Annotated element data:
◇ ◇ ◇ ◇

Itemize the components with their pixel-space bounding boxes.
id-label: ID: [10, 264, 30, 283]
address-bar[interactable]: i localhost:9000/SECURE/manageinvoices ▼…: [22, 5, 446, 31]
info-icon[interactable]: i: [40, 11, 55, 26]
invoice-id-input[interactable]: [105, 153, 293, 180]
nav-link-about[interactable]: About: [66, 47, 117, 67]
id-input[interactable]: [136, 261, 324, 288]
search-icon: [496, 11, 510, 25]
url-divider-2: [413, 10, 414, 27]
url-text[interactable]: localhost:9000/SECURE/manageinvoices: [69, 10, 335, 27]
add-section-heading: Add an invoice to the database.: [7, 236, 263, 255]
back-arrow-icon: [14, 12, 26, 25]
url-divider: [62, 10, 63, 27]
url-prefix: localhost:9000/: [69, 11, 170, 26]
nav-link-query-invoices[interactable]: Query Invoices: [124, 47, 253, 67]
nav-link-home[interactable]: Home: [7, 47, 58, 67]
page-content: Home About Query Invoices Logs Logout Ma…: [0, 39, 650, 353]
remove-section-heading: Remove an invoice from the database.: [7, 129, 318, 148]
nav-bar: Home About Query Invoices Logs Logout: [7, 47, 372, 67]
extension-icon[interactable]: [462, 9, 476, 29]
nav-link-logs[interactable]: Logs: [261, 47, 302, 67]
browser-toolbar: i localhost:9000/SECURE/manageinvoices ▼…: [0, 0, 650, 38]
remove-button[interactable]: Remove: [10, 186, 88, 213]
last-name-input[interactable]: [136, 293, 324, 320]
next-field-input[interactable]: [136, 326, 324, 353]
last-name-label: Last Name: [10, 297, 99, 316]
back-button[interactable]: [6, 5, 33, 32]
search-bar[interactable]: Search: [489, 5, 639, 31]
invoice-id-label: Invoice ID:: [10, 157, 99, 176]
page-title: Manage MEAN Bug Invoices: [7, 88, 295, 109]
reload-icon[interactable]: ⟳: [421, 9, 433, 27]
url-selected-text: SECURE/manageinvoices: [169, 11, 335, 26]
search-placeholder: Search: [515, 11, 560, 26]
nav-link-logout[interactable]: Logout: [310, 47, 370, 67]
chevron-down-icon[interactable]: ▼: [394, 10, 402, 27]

◇ ◇ ◇ ◇

▶ Objective
Lay out the data from the first line through the line that contains "id-input[interactable]: [136, 261, 324, 288]", both ends included, as a Markdown table with the columns No. and Line. Number each row and leave out any blank lines.

▶ Answer to the problem
| No. | Line |
|---|---|
| 1 | Itemize the components with their pixel-space bounding boxes. |
| 2 | id-label: ID: [10, 264, 30, 283] |
| 3 | address-bar[interactable]: i localhost:9000/SECURE/manageinvoices ▼…: [22, 5, 446, 31] |
| 4 | info-icon[interactable]: i: [40, 11, 55, 26] |
| 5 | invoice-id-input[interactable]: [105, 153, 293, 180] |
| 6 | nav-link-about[interactable]: About: [66, 47, 117, 67] |
| 7 | id-input[interactable]: [136, 261, 324, 288] |